*AIM*: Repeat every record exactly, but keep images out of the copy.

# Start of DATASET RECORDS

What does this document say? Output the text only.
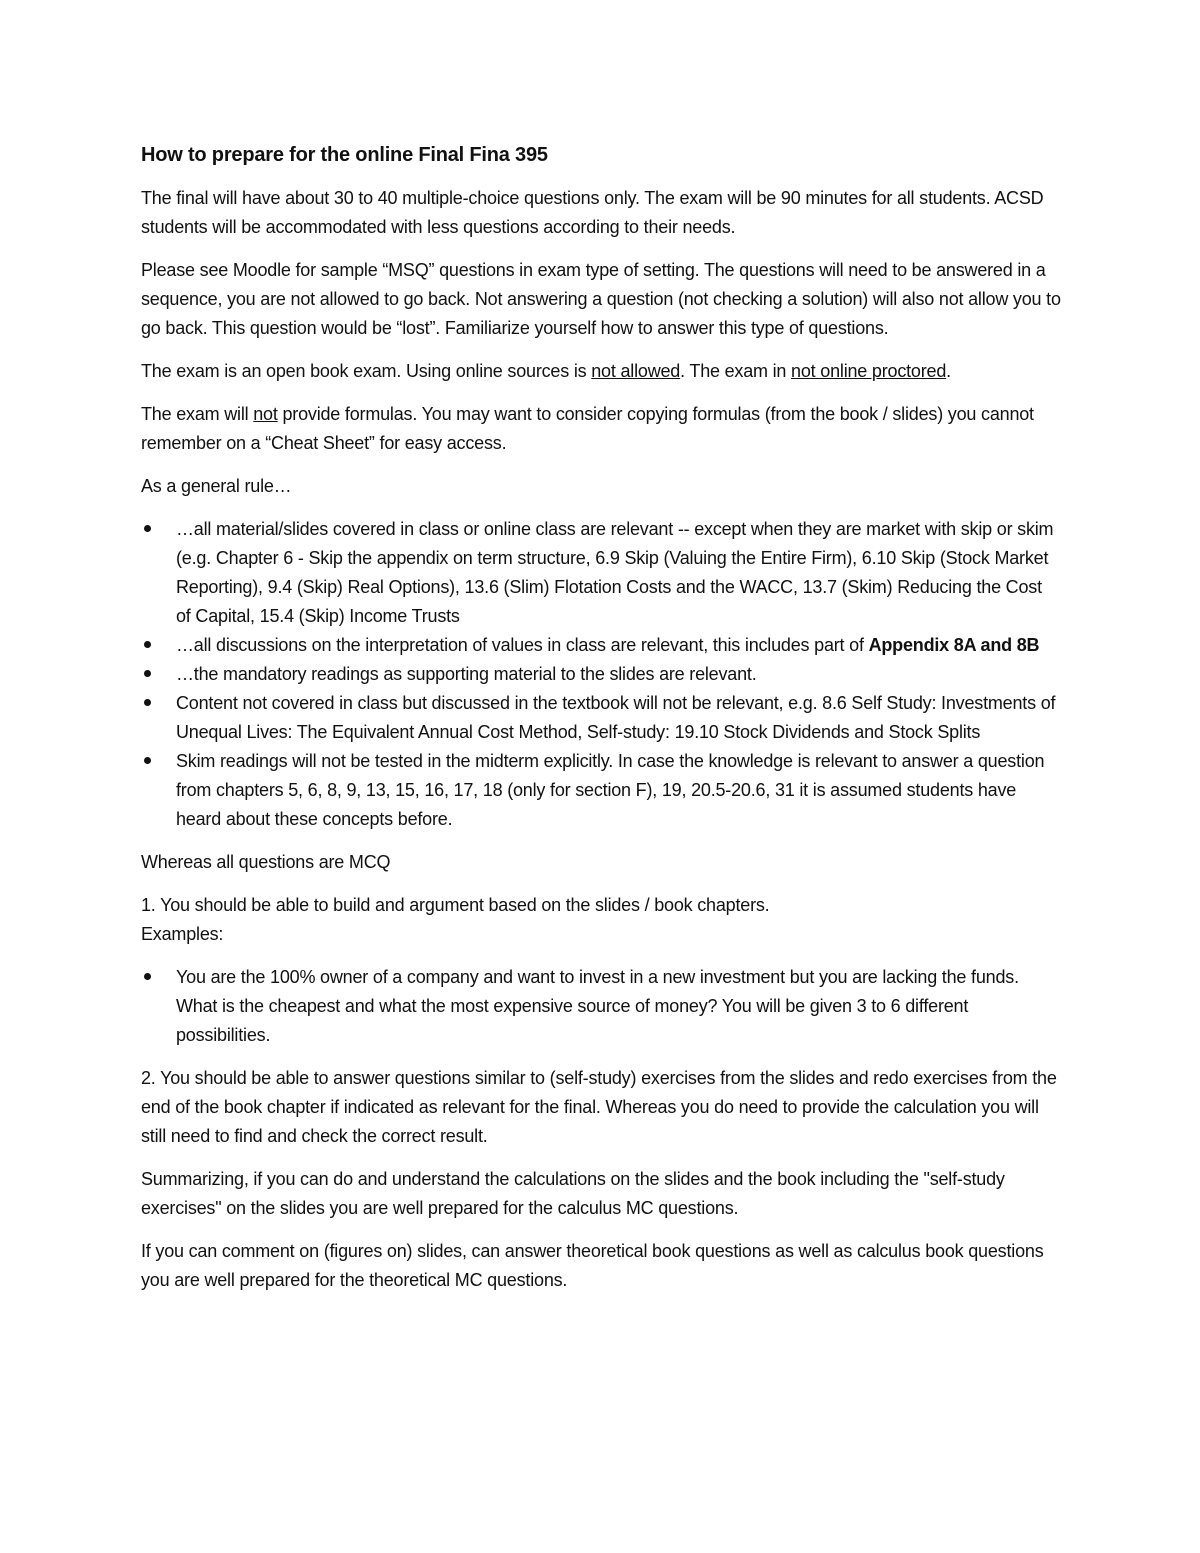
How to prepare for the online Final Fina 395

The final will have about 30 to 40 multiple-choice questions only. The exam will be 90 minutes for all students. ACSD students will be accommodated with less questions according to their needs.

Please see Moodle for sample “MSQ” questions in exam type of setting. The questions will need to be answered in a sequence, you are not allowed to go back. Not answering a question (not checking a solution) will also not allow you to go back. This question would be “lost”. Familiarize yourself how to answer this type of questions.

The exam is an open book exam. Using online sources is not allowed. The exam in not online proctored.

The exam will not provide formulas. You may want to consider copying formulas (from the book / slides) you cannot remember on a “Cheat Sheet” for easy access.

As a general rule…

…all material/slides covered in class or online class are relevant -- except when they are market with skip or skim (e.g. Chapter 6 - Skip the appendix on term structure, 6.9 Skip (Valuing the Entire Firm), 6.10 Skip (Stock Market Reporting), 9.4 (Skip) Real Options), 13.6 (Slim) Flotation Costs and the WACC, 13.7 (Skim) Reducing the Cost of Capital, 15.4 (Skip) Income Trusts
…all discussions on the interpretation of values in class are relevant, this includes part of Appendix 8A and 8B
…the mandatory readings as supporting material to the slides are relevant.
Content not covered in class but discussed in the textbook will not be relevant, e.g. 8.6 Self Study: Investments of Unequal Lives: The Equivalent Annual Cost Method, Self-study: 19.10 Stock Dividends and Stock Splits
Skim readings will not be tested in the midterm explicitly. In case the knowledge is relevant to answer a question from chapters 5, 6, 8, 9, 13, 15, 16, 17, 18 (only for section F), 19, 20.5-20.6, 31 it is assumed students have heard about these concepts before.

Whereas all questions are MCQ

1. You should be able to build and argument based on the slides / book chapters.

Examples:

You are the 100% owner of a company and want to invest in a new investment but you are lacking the funds. What is the cheapest and what the most expensive source of money? You will be given 3 to 6 different possibilities.

2. You should be able to answer questions similar to (self-study) exercises from the slides and redo exercises from the end of the book chapter if indicated as relevant for the final. Whereas you do need to provide the calculation you will still need to find and check the correct result.

Summarizing, if you can do and understand the calculations on the slides and the book including the "self-study exercises" on the slides you are well prepared for the calculus MC questions.

If you can comment on (figures on) slides, can answer theoretical book questions as well as calculus book questions you are well prepared for the theoretical MC questions.
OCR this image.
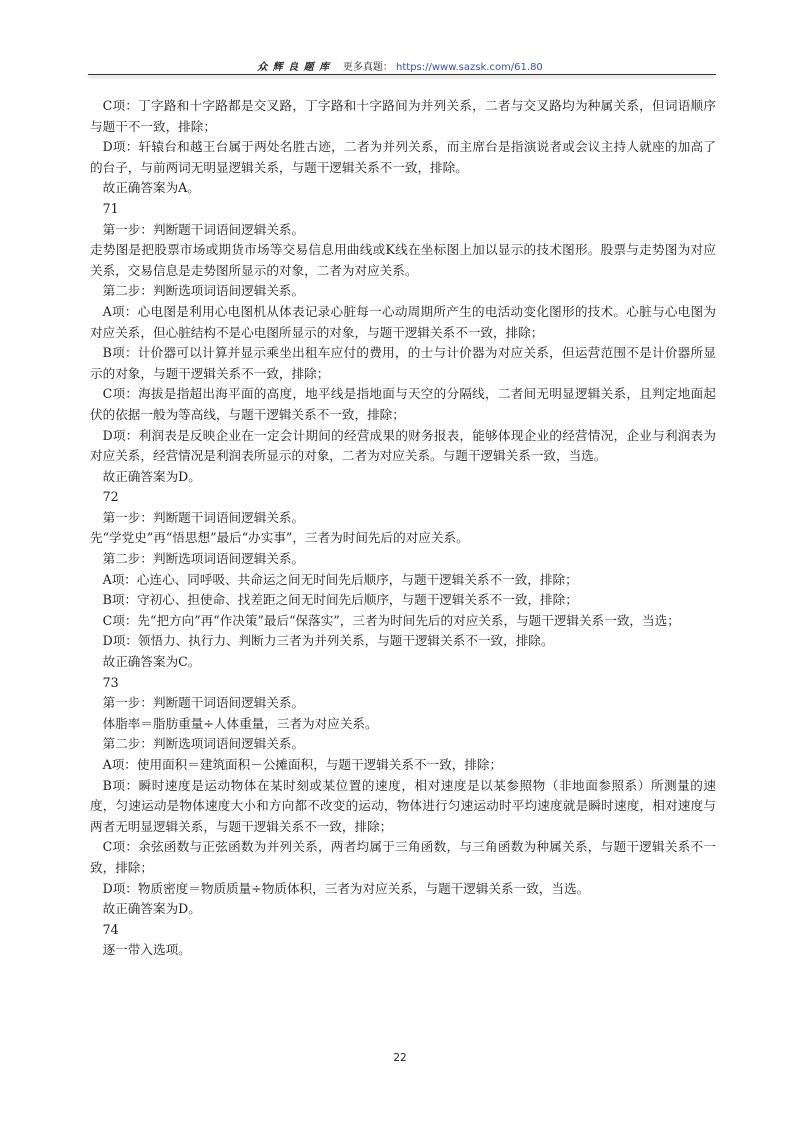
众 辉 良 题 库 更多真题： https://www.sazsk.com/61.80

C项：丁字路和十字路都是交叉路，丁字路和十字路间为并列关系，二者与交叉路均为种属关系，但词语顺序与题干不一致，排除；

D项：轩辕台和越王台属于两处名胜古迹，二者为并列关系，而主席台是指演说者或会议主持人就座的加高了的台子，与前两词无明显逻辑关系，与题干逻辑关系不一致，排除。

故正确答案为A。

71

第一步：判断题干词语间逻辑关系。

走势图是把股票市场或期货市场等交易信息用曲线或K线在坐标图上加以显示的技术图形。股票与走势图为对应关系，交易信息是走势图所显示的对象，二者为对应关系。

第二步：判断选项词语间逻辑关系。

A项：心电图是利用心电图机从体表记录心脏每一心动周期所产生的电活动变化图形的技术。心脏与心电图为对应关系，但心脏结构不是心电图所显示的对象，与题干逻辑关系不一致，排除；

B项：计价器可以计算并显示乘坐出租车应付的费用，的士与计价器为对应关系，但运营范围不是计价器所显示的对象，与题干逻辑关系不一致，排除；

C项：海拔是指超出海平面的高度，地平线是指地面与天空的分隔线，二者间无明显逻辑关系，且判定地面起伏的依据一般为等高线，与题干逻辑关系不一致，排除；

D项：利润表是反映企业在一定会计期间的经营成果的财务报表，能够体现企业的经营情况，企业与利润表为对应关系，经营情况是利润表所显示的对象，二者为对应关系。与题干逻辑关系一致，当选。

故正确答案为D。

72

第一步：判断题干词语间逻辑关系。

先“学党史”再“悟思想”最后“办实事”，三者为时间先后的对应关系。

第二步：判断选项词语间逻辑关系。

A项：心连心、同呼吸、共命运之间无时间先后顺序，与题干逻辑关系不一致，排除；

B项：守初心、担使命、找差距之间无时间先后顺序，与题干逻辑关系不一致，排除；

C项：先“把方向”再“作决策”最后“保落实”，三者为时间先后的对应关系，与题干逻辑关系一致，当选；

D项：领悟力、执行力、判断力三者为并列关系，与题干逻辑关系不一致，排除。

故正确答案为C。

73

第一步：判断题干词语间逻辑关系。

体脂率＝脂肪重量÷人体重量，三者为对应关系。

第二步：判断选项词语间逻辑关系。

A项：使用面积＝建筑面积－公摊面积，与题干逻辑关系不一致，排除；

B项：瞬时速度是运动物体在某时刻或某位置的速度，相对速度是以某参照物（非地面参照系）所测量的速度，匀速运动是物体速度大小和方向都不改变的运动，物体进行匀速运动时平均速度就是瞬时速度，相对速度与两者无明显逻辑关系，与题干逻辑关系不一致，排除；

C项：余弦函数与正弦函数为并列关系，两者均属于三角函数，与三角函数为种属关系，与题干逻辑关系不一致，排除；

D项：物质密度＝物质质量÷物质体积，三者为对应关系，与题干逻辑关系一致，当选。

故正确答案为D。

74

逐一带入选项。

22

# End of DATASET RECORDS

*FULL ANSWER*:
What does this document say? Output the text only.
How to prepare for the online Final Fina 395

The final will have about 30 to 40 multiple-choice questions only. The exam will be 90 minutes for all students. ACSD students will be accommodated with less questions according to their needs.

Please see Moodle for sample “MSQ” questions in exam type of setting. The questions will need to be answered in a sequence, you are not allowed to go back. Not answering a question (not checking a solution) will also not allow you to go back. This question would be “lost”. Familiarize yourself how to answer this type of questions.

The exam is an open book exam. Using online sources is not allowed. The exam in not online proctored.

The exam will not provide formulas. You may want to consider copying formulas (from the book / slides) you cannot remember on a “Cheat Sheet” for easy access.

As a general rule…

…all material/slides covered in class or online class are relevant -- except when they are market with skip or skim (e.g. Chapter 6 - Skip the appendix on term structure, 6.9 Skip (Valuing the Entire Firm), 6.10 Skip (Stock Market Reporting), 9.4 (Skip) Real Options), 13.6 (Slim) Flotation Costs and the WACC, 13.7 (Skim) Reducing the Cost of Capital, 15.4 (Skip) Income Trusts
…all discussions on the interpretation of values in class are relevant, this includes part of Appendix 8A and 8B
…the mandatory readings as supporting material to the slides are relevant.
Content not covered in class but discussed in the textbook will not be relevant, e.g. 8.6 Self Study: Investments of Unequal Lives: The Equivalent Annual Cost Method, Self-study: 19.10 Stock Dividends and Stock Splits
Skim readings will not be tested in the midterm explicitly. In case the knowledge is relevant to answer a question from chapters 5, 6, 8, 9, 13, 15, 16, 17, 18 (only for section F), 19, 20.5-20.6, 31 it is assumed students have heard about these concepts before.

Whereas all questions are MCQ

1. You should be able to build and argument based on the slides / book chapters.

Examples:

You are the 100% owner of a company and want to invest in a new investment but you are lacking the funds. What is the cheapest and what the most expensive source of money? You will be given 3 to 6 different possibilities.

2. You should be able to answer questions similar to (self-study) exercises from the slides and redo exercises from the end of the book chapter if indicated as relevant for the final. Whereas you do need to provide the calculation you will still need to find and check the correct result.

Summarizing, if you can do and understand the calculations on the slides and the book including the "self-study exercises" on the slides you are well prepared for the calculus MC questions.

If you can comment on (figures on) slides, can answer theoretical book questions as well as calculus book questions you are well prepared for the theoretical MC questions.
OCR this image.
众 辉 良 题 库 更多真题： https://www.sazsk.com/61.80

C项：丁字路和十字路都是交叉路，丁字路和十字路间为并列关系，二者与交叉路均为种属关系，但词语顺序与题干不一致，排除；

D项：轩辕台和越王台属于两处名胜古迹，二者为并列关系，而主席台是指演说者或会议主持人就座的加高了的台子，与前两词无明显逻辑关系，与题干逻辑关系不一致，排除。

故正确答案为A。

71

第一步：判断题干词语间逻辑关系。

走势图是把股票市场或期货市场等交易信息用曲线或K线在坐标图上加以显示的技术图形。股票与走势图为对应关系，交易信息是走势图所显示的对象，二者为对应关系。

第二步：判断选项词语间逻辑关系。

A项：心电图是利用心电图机从体表记录心脏每一心动周期所产生的电活动变化图形的技术。心脏与心电图为对应关系，但心脏结构不是心电图所显示的对象，与题干逻辑关系不一致，排除；

B项：计价器可以计算并显示乘坐出租车应付的费用，的士与计价器为对应关系，但运营范围不是计价器所显示的对象，与题干逻辑关系不一致，排除；

C项：海拔是指超出海平面的高度，地平线是指地面与天空的分隔线，二者间无明显逻辑关系，且判定地面起伏的依据一般为等高线，与题干逻辑关系不一致，排除；

D项：利润表是反映企业在一定会计期间的经营成果的财务报表，能够体现企业的经营情况，企业与利润表为对应关系，经营情况是利润表所显示的对象，二者为对应关系。与题干逻辑关系一致，当选。

故正确答案为D。

72

第一步：判断题干词语间逻辑关系。

先“学党史”再“悟思想”最后“办实事”，三者为时间先后的对应关系。

第二步：判断选项词语间逻辑关系。

A项：心连心、同呼吸、共命运之间无时间先后顺序，与题干逻辑关系不一致，排除；

B项：守初心、担使命、找差距之间无时间先后顺序，与题干逻辑关系不一致，排除；

C项：先“把方向”再“作决策”最后“保落实”，三者为时间先后的对应关系，与题干逻辑关系一致，当选；

D项：领悟力、执行力、判断力三者为并列关系，与题干逻辑关系不一致，排除。

故正确答案为C。

73

第一步：判断题干词语间逻辑关系。

体脂率＝脂肪重量÷人体重量，三者为对应关系。

第二步：判断选项词语间逻辑关系。

A项：使用面积＝建筑面积－公摊面积，与题干逻辑关系不一致，排除；

B项：瞬时速度是运动物体在某时刻或某位置的速度，相对速度是以某参照物（非地面参照系）所测量的速度，匀速运动是物体速度大小和方向都不改变的运动，物体进行匀速运动时平均速度就是瞬时速度，相对速度与两者无明显逻辑关系，与题干逻辑关系不一致，排除；

C项：余弦函数与正弦函数为并列关系，两者均属于三角函数，与三角函数为种属关系，与题干逻辑关系不一致，排除；

D项：物质密度＝物质质量÷物质体积，三者为对应关系，与题干逻辑关系一致，当选。

故正确答案为D。

74

逐一带入选项。

22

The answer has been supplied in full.